*Exercise input:*

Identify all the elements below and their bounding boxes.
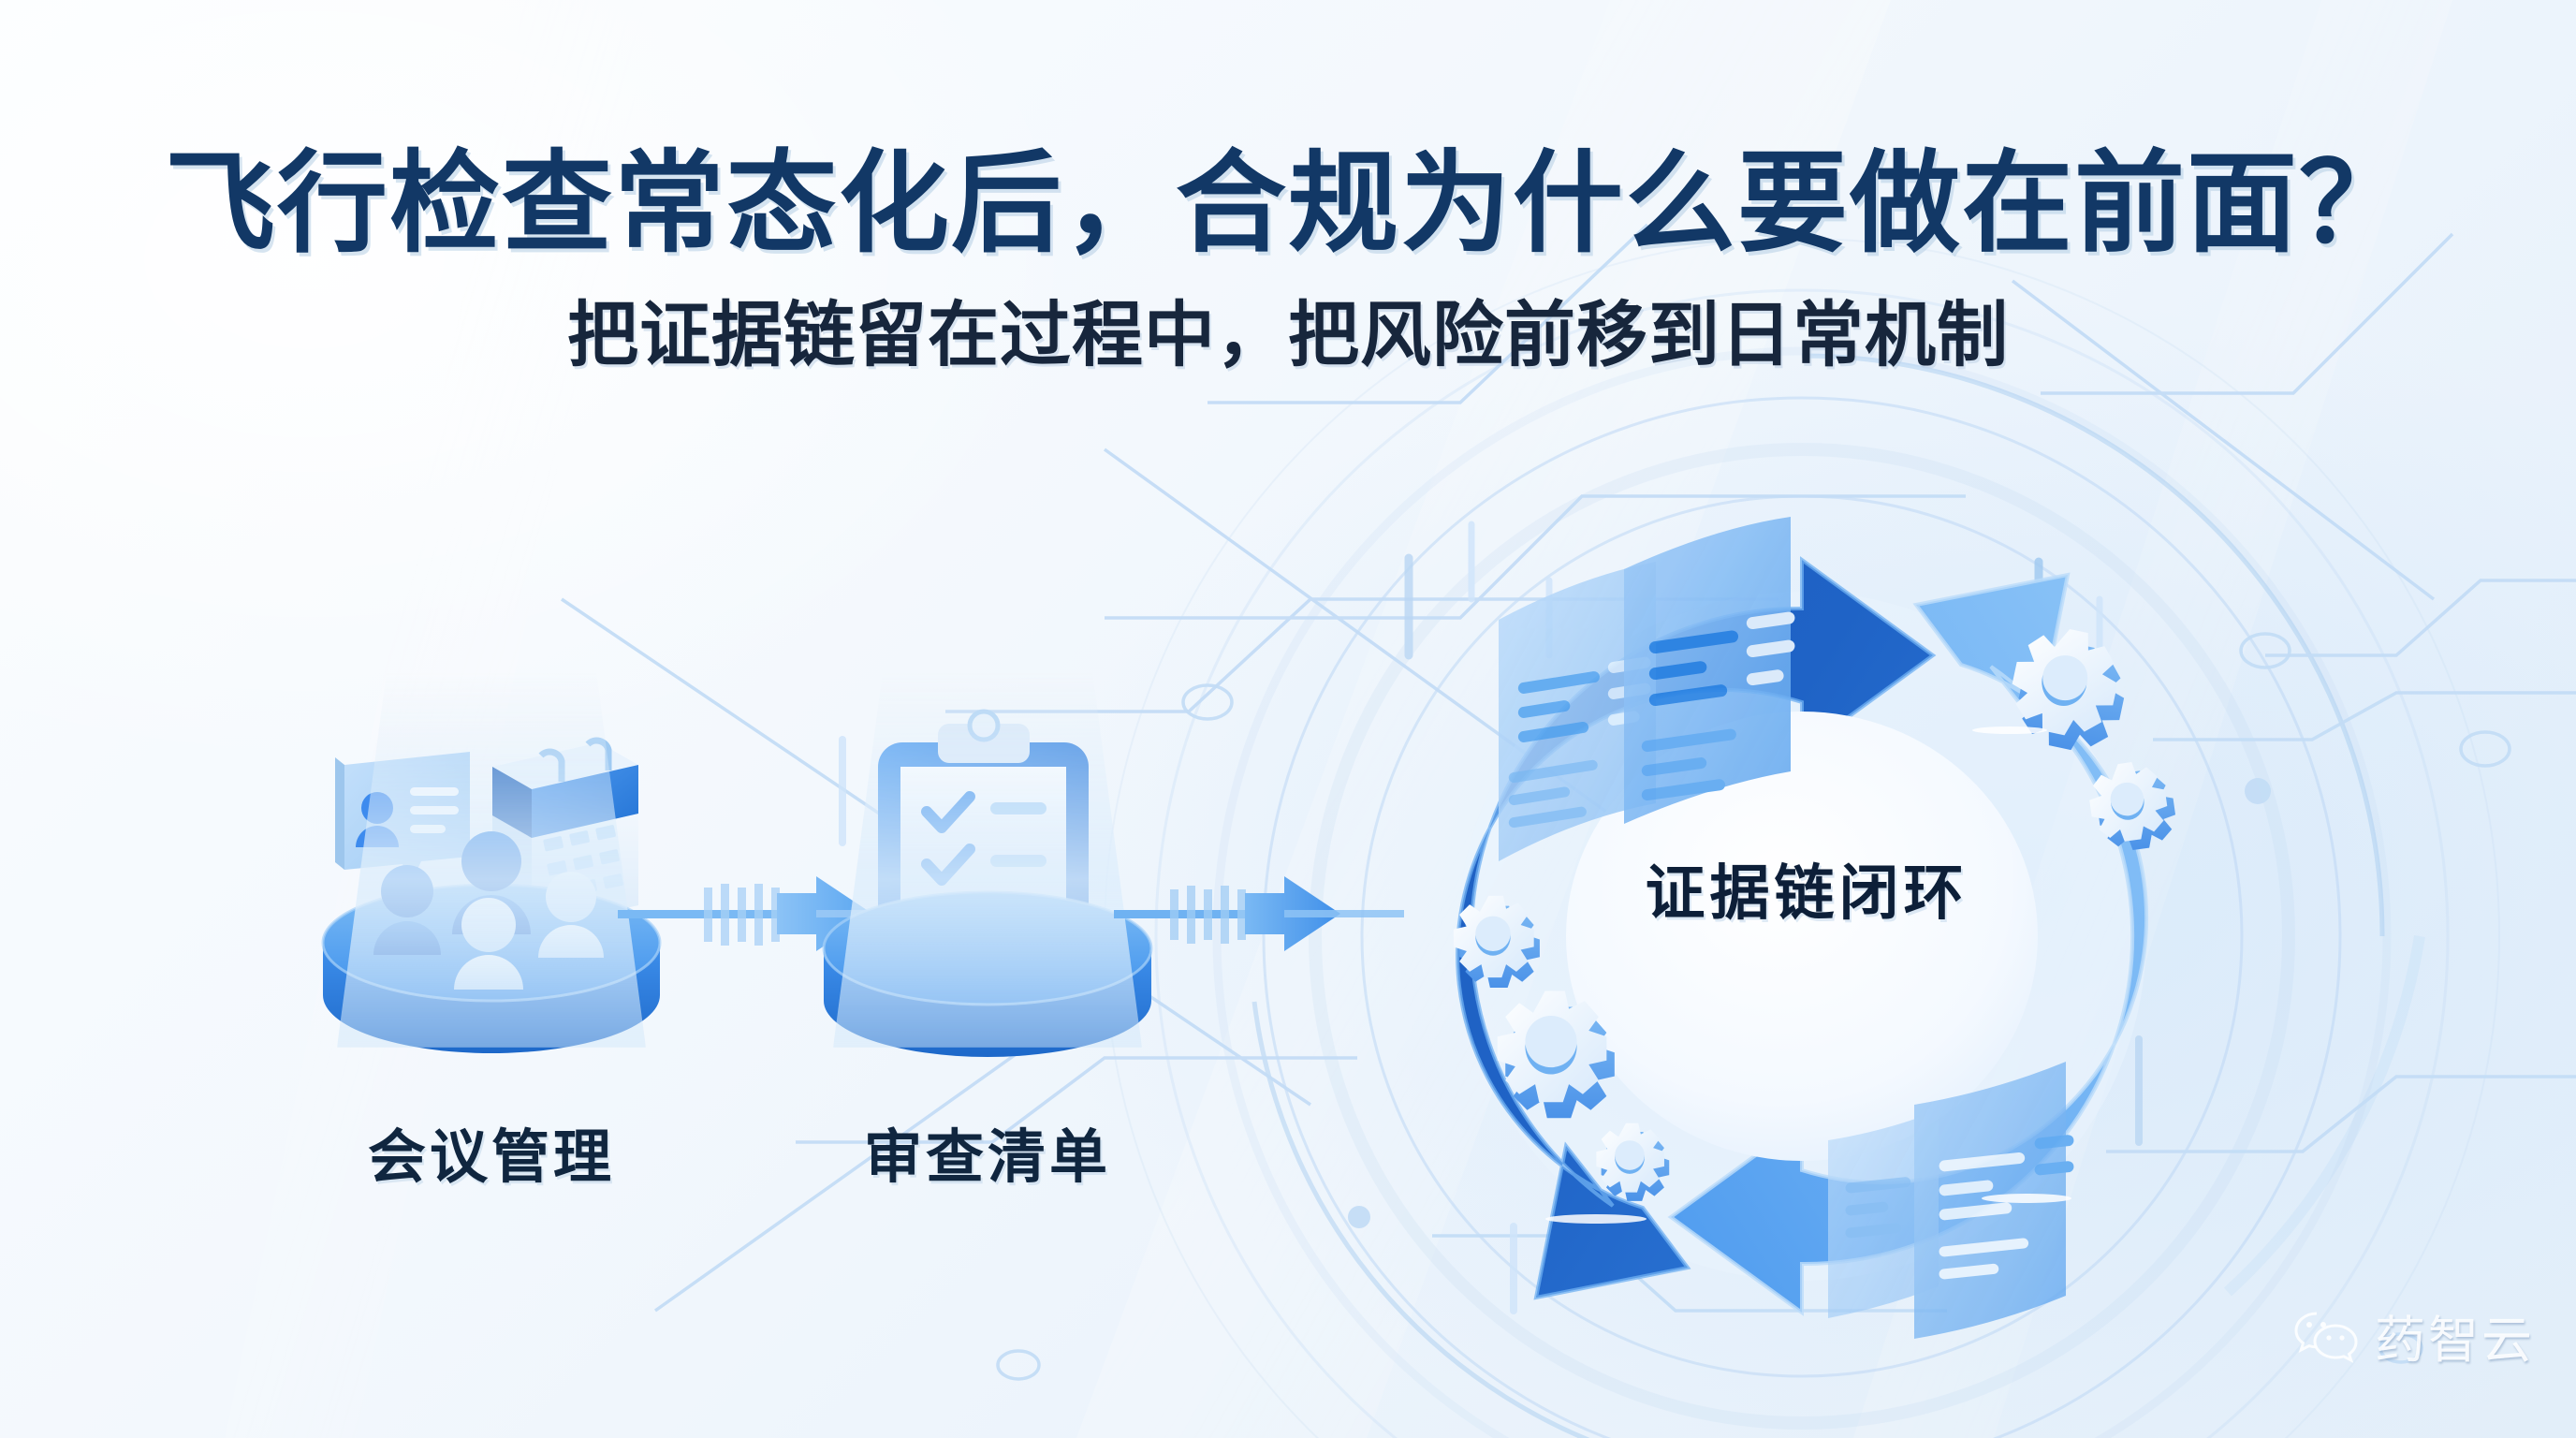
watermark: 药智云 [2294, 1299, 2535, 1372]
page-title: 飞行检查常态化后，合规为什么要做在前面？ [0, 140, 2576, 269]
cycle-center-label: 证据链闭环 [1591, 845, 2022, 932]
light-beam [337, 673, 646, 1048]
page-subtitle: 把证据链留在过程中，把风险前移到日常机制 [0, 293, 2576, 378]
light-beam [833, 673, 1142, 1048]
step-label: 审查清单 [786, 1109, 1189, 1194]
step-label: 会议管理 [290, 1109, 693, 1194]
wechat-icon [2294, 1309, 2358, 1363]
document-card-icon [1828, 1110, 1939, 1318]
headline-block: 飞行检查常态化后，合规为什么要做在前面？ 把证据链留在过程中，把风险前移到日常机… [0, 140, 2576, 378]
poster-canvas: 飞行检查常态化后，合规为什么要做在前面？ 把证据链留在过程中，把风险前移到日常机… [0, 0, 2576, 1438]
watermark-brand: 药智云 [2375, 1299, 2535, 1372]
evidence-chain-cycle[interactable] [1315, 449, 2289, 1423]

*Goal:* Tally the lines in the records that contain the string "icon". Reply with the number alone.

*Answer to this task:* 2